Work to complete: Reproduce all records verbatim.

Supplied records:
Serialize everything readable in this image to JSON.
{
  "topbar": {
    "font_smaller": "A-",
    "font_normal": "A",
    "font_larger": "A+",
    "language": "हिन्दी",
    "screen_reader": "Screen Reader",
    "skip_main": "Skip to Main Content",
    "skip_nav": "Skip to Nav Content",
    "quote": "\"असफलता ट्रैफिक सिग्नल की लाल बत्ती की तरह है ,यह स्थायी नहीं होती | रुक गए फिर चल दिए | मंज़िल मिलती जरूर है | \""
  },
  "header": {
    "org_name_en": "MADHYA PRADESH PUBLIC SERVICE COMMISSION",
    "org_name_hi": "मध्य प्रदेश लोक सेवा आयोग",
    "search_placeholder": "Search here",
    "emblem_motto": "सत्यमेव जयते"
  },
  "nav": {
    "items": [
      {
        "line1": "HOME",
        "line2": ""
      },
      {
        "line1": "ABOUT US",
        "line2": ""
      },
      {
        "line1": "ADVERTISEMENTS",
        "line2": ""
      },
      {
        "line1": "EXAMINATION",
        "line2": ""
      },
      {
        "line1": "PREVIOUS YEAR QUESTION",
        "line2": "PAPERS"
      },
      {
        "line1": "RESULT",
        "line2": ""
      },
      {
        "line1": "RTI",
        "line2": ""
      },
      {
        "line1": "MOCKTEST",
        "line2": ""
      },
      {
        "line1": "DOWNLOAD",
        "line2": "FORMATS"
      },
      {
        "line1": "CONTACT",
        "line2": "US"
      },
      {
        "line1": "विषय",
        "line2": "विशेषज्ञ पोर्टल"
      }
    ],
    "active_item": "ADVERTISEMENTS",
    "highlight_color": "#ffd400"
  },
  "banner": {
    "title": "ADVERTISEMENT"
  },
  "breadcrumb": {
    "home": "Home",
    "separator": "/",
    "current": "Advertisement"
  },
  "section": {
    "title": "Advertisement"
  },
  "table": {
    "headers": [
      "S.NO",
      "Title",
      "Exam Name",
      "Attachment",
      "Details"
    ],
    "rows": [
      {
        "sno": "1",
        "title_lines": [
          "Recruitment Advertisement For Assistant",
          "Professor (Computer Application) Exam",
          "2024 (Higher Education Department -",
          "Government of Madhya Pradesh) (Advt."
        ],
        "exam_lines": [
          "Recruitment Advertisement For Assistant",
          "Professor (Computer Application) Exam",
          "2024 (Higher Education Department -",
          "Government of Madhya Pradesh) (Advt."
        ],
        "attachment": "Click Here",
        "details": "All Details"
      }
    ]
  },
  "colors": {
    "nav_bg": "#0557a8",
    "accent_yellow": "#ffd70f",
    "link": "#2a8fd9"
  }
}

Finished answer:
Serialize everything readable in this image to JSON.
{
  "topbar": {
    "font_smaller": "A-",
    "font_normal": "A",
    "font_larger": "A+",
    "language": "हिन्दी",
    "screen_reader": "Screen Reader",
    "skip_main": "Skip to Main Content",
    "skip_nav": "Skip to Nav Content",
    "quote": "\"असफलता ट्रैफिक सिग्नल की लाल बत्ती की तरह है ,यह स्थायी नहीं होती | रुक गए फिर चल दिए | मंज़िल मिलती जरूर है | \""
  },
  "header": {
    "org_name_en": "MADHYA PRADESH PUBLIC SERVICE COMMISSION",
    "org_name_hi": "मध्य प्रदेश लोक सेवा आयोग",
    "search_placeholder": "Search here",
    "emblem_motto": "सत्यमेव जयते"
  },
  "nav": {
    "items": [
      {
        "line1": "HOME",
        "line2": ""
      },
      {
        "line1": "ABOUT US",
        "line2": ""
      },
      {
        "line1": "ADVERTISEMENTS",
        "line2": ""
      },
      {
        "line1": "EXAMINATION",
        "line2": ""
      },
      {
        "line1": "PREVIOUS YEAR QUESTION",
        "line2": "PAPERS"
      },
      {
        "line1": "RESULT",
        "line2": ""
      },
      {
        "line1": "RTI",
        "line2": ""
      },
      {
        "line1": "MOCKTEST",
        "line2": ""
      },
      {
        "line1": "DOWNLOAD",
        "line2": "FORMATS"
      },
      {
        "line1": "CONTACT",
        "line2": "US"
      },
      {
        "line1": "विषय",
        "line2": "विशेषज्ञ पोर्टल"
      }
    ],
    "active_item": "ADVERTISEMENTS",
    "highlight_color": "#ffd400"
  },
  "banner": {
    "title": "ADVERTISEMENT"
  },
  "breadcrumb": {
    "home": "Home",
    "separator": "/",
    "current": "Advertisement"
  },
  "section": {
    "title": "Advertisement"
  },
  "table": {
    "headers": [
      "S.NO",
      "Title",
      "Exam Name",
      "Attachment",
      "Details"
    ],
    "rows": [
      {
        "sno": "1",
        "title_lines": [
          "Recruitment Advertisement For Assistant",
          "Professor (Computer Application) Exam",
          "2024 (Higher Education Department -",
          "Government of Madhya Pradesh) (Advt."
        ],
        "exam_lines": [
          "Recruitment Advertisement For Assistant",
          "Professor (Computer Application) Exam",
          "2024 (Higher Education Department -",
          "Government of Madhya Pradesh) (Advt."
        ],
        "attachment": "Click Here",
        "details": "All Details"
      }
    ]
  },
  "colors": {
    "nav_bg": "#0557a8",
    "accent_yellow": "#ffd70f",
    "link": "#2a8fd9"
  }
}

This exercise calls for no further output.